(Instruction) Render each line of the material below as a Markdown table with two columns, Row and Text, numbering the rows and omitting blank lines. Leave the pictures out of your answer.

+++ Extracted records +++

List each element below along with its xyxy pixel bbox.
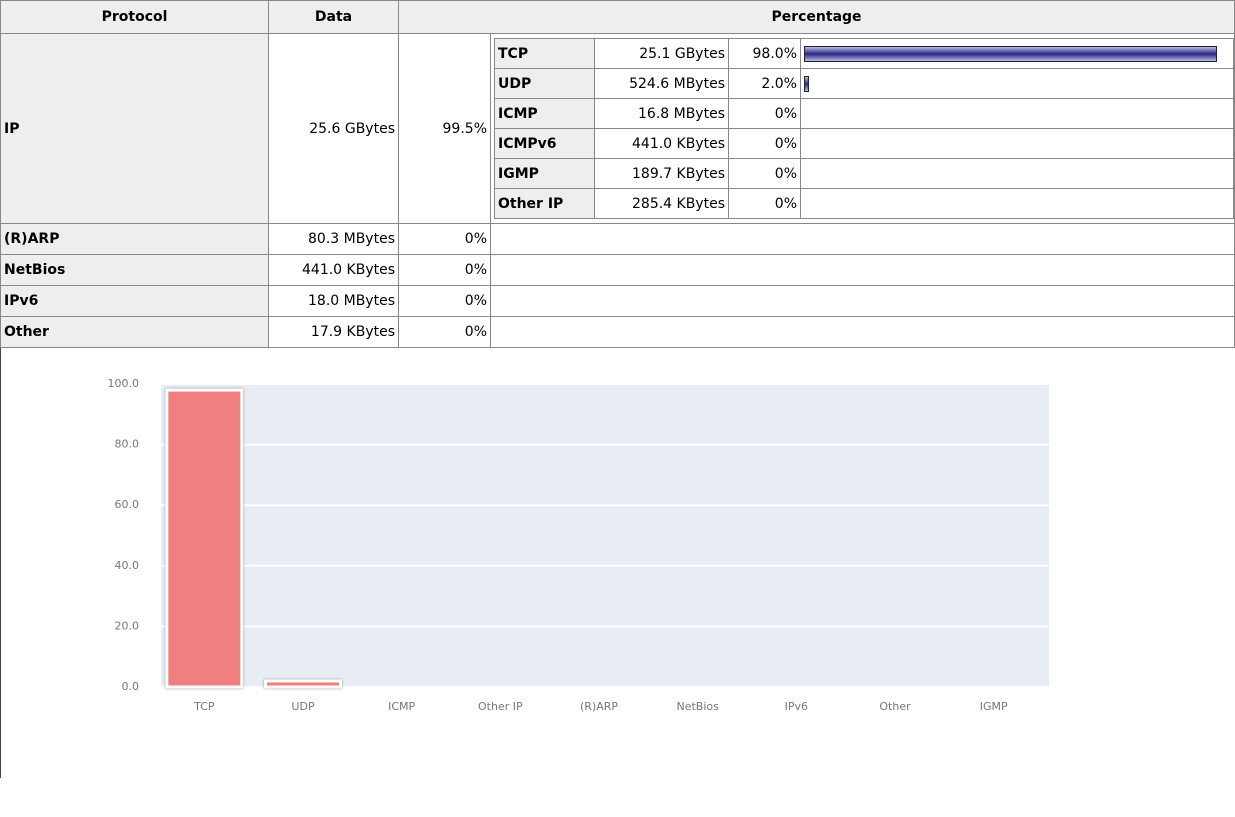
sub-row: Other IP 285.4 KBytes 0% bbox=[494, 188, 1234, 219]
x-tick-label: UDP bbox=[291, 700, 315, 713]
protocol: ICMPv6 bbox=[494, 128, 595, 159]
protocol: UDP bbox=[494, 68, 595, 99]
empty-cell bbox=[490, 223, 1235, 255]
percent: 0% bbox=[728, 188, 801, 219]
empty-cell bbox=[490, 316, 1235, 348]
bar-cell bbox=[800, 158, 1234, 189]
data: 189.7 KBytes bbox=[594, 158, 729, 189]
empty-cell bbox=[490, 254, 1235, 286]
percent: 0% bbox=[398, 254, 491, 286]
row: (R)ARP 80.3 MBytes 0% bbox=[0, 223, 1235, 255]
bar-cell bbox=[800, 188, 1234, 219]
data: 285.4 KBytes bbox=[594, 188, 729, 219]
percent: 0% bbox=[398, 223, 491, 255]
header: Data bbox=[268, 0, 399, 34]
bar-cell bbox=[800, 98, 1234, 129]
chart: 0.0 20.0 40.0 60.0 80.0 100.0 TCP UDP ICMP Other … bbox=[108, 377, 1049, 713]
row: Other 17.9 KBytes 0% bbox=[0, 316, 1235, 348]
chart-area: 0.0 20.0 40.0 60.0 80.0 100.0 TCP UDP ICMP Other … bbox=[0, 348, 1235, 778]
y-tick-label: 40.0 bbox=[115, 559, 140, 572]
data: 441.0 KBytes bbox=[594, 128, 729, 159]
data: 524.6 MBytes bbox=[594, 68, 729, 99]
percent-bar bbox=[804, 45, 1218, 62]
percent: 2.0% bbox=[728, 68, 801, 99]
protocol: NetBios bbox=[0, 254, 269, 286]
sub-row: IGMP 189.7 KBytes 0% bbox=[494, 158, 1234, 189]
x-tick-label: TCP bbox=[193, 700, 215, 713]
protocol: IPv6 bbox=[0, 285, 269, 317]
percent: 0% bbox=[398, 285, 491, 317]
data: 16.8 MBytes bbox=[594, 98, 729, 129]
row: NetBios 441.0 KBytes 0% bbox=[0, 254, 1235, 286]
bar-cell bbox=[800, 68, 1234, 99]
percent: 0% bbox=[398, 316, 491, 348]
sub-row: TCP 25.1 GBytes 98.0% bbox=[494, 38, 1234, 69]
percent: 0% bbox=[728, 158, 801, 189]
header: Protocol bbox=[0, 0, 269, 34]
data: 441.0 KBytes bbox=[268, 254, 399, 286]
y-tick-label: 0.0 bbox=[122, 680, 140, 693]
x-tick-label: (R)ARP bbox=[580, 700, 618, 713]
y-tick-label: 100.0 bbox=[108, 377, 140, 390]
protocol: IP bbox=[0, 33, 269, 224]
data: 25.1 GBytes bbox=[594, 38, 729, 69]
sub-cell: TCP 25.1 GBytes 98.0% UDP 524.6 MBytes 2.0% IC… bbox=[490, 33, 1235, 224]
data: 80.3 MBytes bbox=[268, 223, 399, 255]
protocol: ICMP bbox=[494, 98, 595, 129]
protocol: IGMP bbox=[494, 158, 595, 189]
x-tick-label: NetBios bbox=[676, 700, 719, 713]
data: 17.9 KBytes bbox=[268, 316, 399, 348]
x-tick-label: Other bbox=[879, 700, 911, 713]
y-tick-label: 60.0 bbox=[115, 498, 140, 511]
x-tick-label: IGMP bbox=[980, 700, 1008, 713]
percent-bar bbox=[804, 75, 809, 92]
percent: 0% bbox=[728, 128, 801, 159]
x-tick-label: IPv6 bbox=[785, 700, 808, 713]
percent: 0% bbox=[728, 98, 801, 129]
row: IPv6 18.0 MBytes 0% bbox=[0, 285, 1235, 317]
protocol: TCP bbox=[494, 38, 595, 69]
empty-cell bbox=[490, 285, 1235, 317]
percent: 98.0% bbox=[728, 38, 801, 69]
y-tick-label: 20.0 bbox=[115, 619, 140, 632]
protocol: Other bbox=[0, 316, 269, 348]
bar bbox=[264, 679, 342, 689]
protocol-table: Protocol Data Percentage IP 25.6 GBytes … bbox=[0, 0, 1235, 348]
bar-cell bbox=[800, 128, 1234, 159]
bar-cell bbox=[800, 38, 1234, 69]
protocol: Other IP bbox=[494, 188, 595, 219]
x-tick-label: Other IP bbox=[478, 700, 523, 713]
bar bbox=[165, 388, 244, 689]
sub-row: UDP 524.6 MBytes 2.0% bbox=[494, 68, 1234, 99]
protocol: (R)ARP bbox=[0, 223, 269, 255]
sub-row: ICMPv6 441.0 KBytes 0% bbox=[494, 128, 1234, 159]
x-tick-label: ICMP bbox=[388, 700, 415, 713]
y-tick-label: 80.0 bbox=[115, 438, 140, 451]
sub-row: ICMP 16.8 MBytes 0% bbox=[494, 98, 1234, 129]
plot-background bbox=[161, 384, 1049, 687]
sub-table: TCP 25.1 GBytes 98.0% UDP 524.6 MBytes 2.0% IC… bbox=[494, 38, 1234, 219]
data: 18.0 MBytes bbox=[268, 285, 399, 317]
header: Percentage bbox=[398, 0, 1235, 34]
percent: 99.5% bbox=[398, 33, 491, 224]
data: 25.6 GBytes bbox=[268, 33, 399, 224]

+++

(Answer to the problem)
| Row | Text |
|---|---|
| 1 | List each element below along with its xyxy pixel bbox. |
| 2 | sub-row: Other IP 285.4 KBytes 0% bbox=[494, 188, 1234, 219] |
| 3 | x-tick-label: UDP bbox=[291, 700, 315, 713] |
| 4 | protocol: ICMPv6 bbox=[494, 128, 595, 159] |
| 5 | protocol: UDP bbox=[494, 68, 595, 99] |
| 6 | empty-cell bbox=[490, 223, 1235, 255] |
| 7 | percent: 0% bbox=[728, 188, 801, 219] |
| 8 | empty-cell bbox=[490, 316, 1235, 348] |
| 9 | bar-cell bbox=[800, 158, 1234, 189] |
| 10 | data: 189.7 KBytes bbox=[594, 158, 729, 189] |
| 11 | empty-cell bbox=[490, 254, 1235, 286] |
| 12 | percent: 0% bbox=[398, 254, 491, 286] |
| 13 | row: (R)ARP 80.3 MBytes 0% bbox=[0, 223, 1235, 255] |
| 14 | bar-cell bbox=[800, 188, 1234, 219] |
| 15 | data: 285.4 KBytes bbox=[594, 188, 729, 219] |
| 16 | percent: 0% bbox=[398, 223, 491, 255] |
| 17 | header: Data bbox=[268, 0, 399, 34] |
| 18 | bar-cell bbox=[800, 98, 1234, 129] |
| 19 | chart: 0.0 20.0 40.0 60.0 80.0 100.0 TCP UDP ICMP Other … bbox=[108, 377, 1049, 713] |
| 20 | row: Other 17.9 KBytes 0% bbox=[0, 316, 1235, 348] |
| 21 | chart-area: 0.0 20.0 40.0 60.0 80.0 100.0 TCP UDP ICMP Other … bbox=[0, 348, 1235, 778] |
| 22 | y-tick-label: 40.0 bbox=[115, 559, 140, 572] |
| 23 | data: 441.0 KBytes bbox=[594, 128, 729, 159] |
| 24 | data: 524.6 MBytes bbox=[594, 68, 729, 99] |
| 25 | percent-bar bbox=[804, 45, 1218, 62] |
| 26 | percent: 2.0% bbox=[728, 68, 801, 99] |
| 27 | protocol: NetBios bbox=[0, 254, 269, 286] |
| 28 | sub-row: IGMP 189.7 KBytes 0% bbox=[494, 158, 1234, 189] |
| 29 | x-tick-label: TCP bbox=[193, 700, 215, 713] |
| 30 | protocol: IPv6 bbox=[0, 285, 269, 317] |
| 31 | percent: 0% bbox=[398, 285, 491, 317] |
| 32 | data: 16.8 MBytes bbox=[594, 98, 729, 129] |
| 33 | row: NetBios 441.0 KBytes 0% bbox=[0, 254, 1235, 286] |
| 34 | bar-cell bbox=[800, 68, 1234, 99] |
| 35 | percent: 0% bbox=[398, 316, 491, 348] |
| 36 | sub-row: TCP 25.1 GBytes 98.0% bbox=[494, 38, 1234, 69] |
| 37 | percent: 0% bbox=[728, 158, 801, 189] |
| 38 | header: Protocol bbox=[0, 0, 269, 34] |
| 39 | data: 441.0 KBytes bbox=[268, 254, 399, 286] |
| 40 | y-tick-label: 0.0 bbox=[122, 680, 140, 693] |
| 41 | x-tick-label: (R)ARP bbox=[580, 700, 618, 713] |
| 42 | y-tick-label: 100.0 bbox=[108, 377, 140, 390] |
| 43 | protocol: IP bbox=[0, 33, 269, 224] |
| 44 | data: 25.1 GBytes bbox=[594, 38, 729, 69] |
| 45 | sub-cell: TCP 25.1 GBytes 98.0% UDP 524.6 MBytes 2.0% IC… bbox=[490, 33, 1235, 224] |
| 46 | data: 80.3 MBytes bbox=[268, 223, 399, 255] |
| 47 | protocol: ICMP bbox=[494, 98, 595, 129] |
| 48 | protocol: IGMP bbox=[494, 158, 595, 189] |
| 49 | x-tick-label: NetBios bbox=[676, 700, 719, 713] |
| 50 | data: 17.9 KBytes bbox=[268, 316, 399, 348] |
| 51 | x-tick-label: Other bbox=[879, 700, 911, 713] |
| 52 | y-tick-label: 60.0 bbox=[115, 498, 140, 511] |
| 53 | x-tick-label: IGMP bbox=[980, 700, 1008, 713] |
| 54 | percent-bar bbox=[804, 75, 809, 92] |
| 55 | percent: 0% bbox=[728, 128, 801, 159] |
| 56 | x-tick-label: IPv6 bbox=[785, 700, 808, 713] |
| 57 | percent: 0% bbox=[728, 98, 801, 129] |
| 58 | row: IPv6 18.0 MBytes 0% bbox=[0, 285, 1235, 317] |
| 59 | protocol: TCP bbox=[494, 38, 595, 69] |
| 60 | empty-cell bbox=[490, 285, 1235, 317] |
| 61 | percent: 98.0% bbox=[728, 38, 801, 69] |
| 62 | y-tick-label: 20.0 bbox=[115, 619, 140, 632] |
| 63 | protocol: Other bbox=[0, 316, 269, 348] |
| 64 | bar bbox=[264, 679, 342, 689] |
| 65 | protocol-table: Protocol Data Percentage IP 25.6 GBytes … bbox=[0, 0, 1235, 348] |
| 66 | bar-cell bbox=[800, 128, 1234, 159] |
| 67 | bar-cell bbox=[800, 38, 1234, 69] |
| 68 | protocol: Other IP bbox=[494, 188, 595, 219] |
| 69 | x-tick-label: Other IP bbox=[478, 700, 523, 713] |
| 70 | bar bbox=[165, 388, 244, 689] |
| 71 | sub-row: UDP 524.6 MBytes 2.0% bbox=[494, 68, 1234, 99] |
| 72 | protocol: (R)ARP bbox=[0, 223, 269, 255] |
| 73 | sub-row: ICMPv6 441.0 KBytes 0% bbox=[494, 128, 1234, 159] |
| 74 | x-tick-label: ICMP bbox=[388, 700, 415, 713] |
| 75 | y-tick-label: 80.0 bbox=[115, 438, 140, 451] |
| 76 | sub-row: ICMP 16.8 MBytes 0% bbox=[494, 98, 1234, 129] |
| 77 | plot-background bbox=[161, 384, 1049, 687] |
| 78 | sub-table: TCP 25.1 GBytes 98.0% UDP 524.6 MBytes 2.0% IC… bbox=[494, 38, 1234, 219] |
| 79 | data: 18.0 MBytes bbox=[268, 285, 399, 317] |
| 80 | header: Percentage bbox=[398, 0, 1235, 34] |
| 81 | percent: 99.5% bbox=[398, 33, 491, 224] |
| 82 | data: 25.6 GBytes bbox=[268, 33, 399, 224] |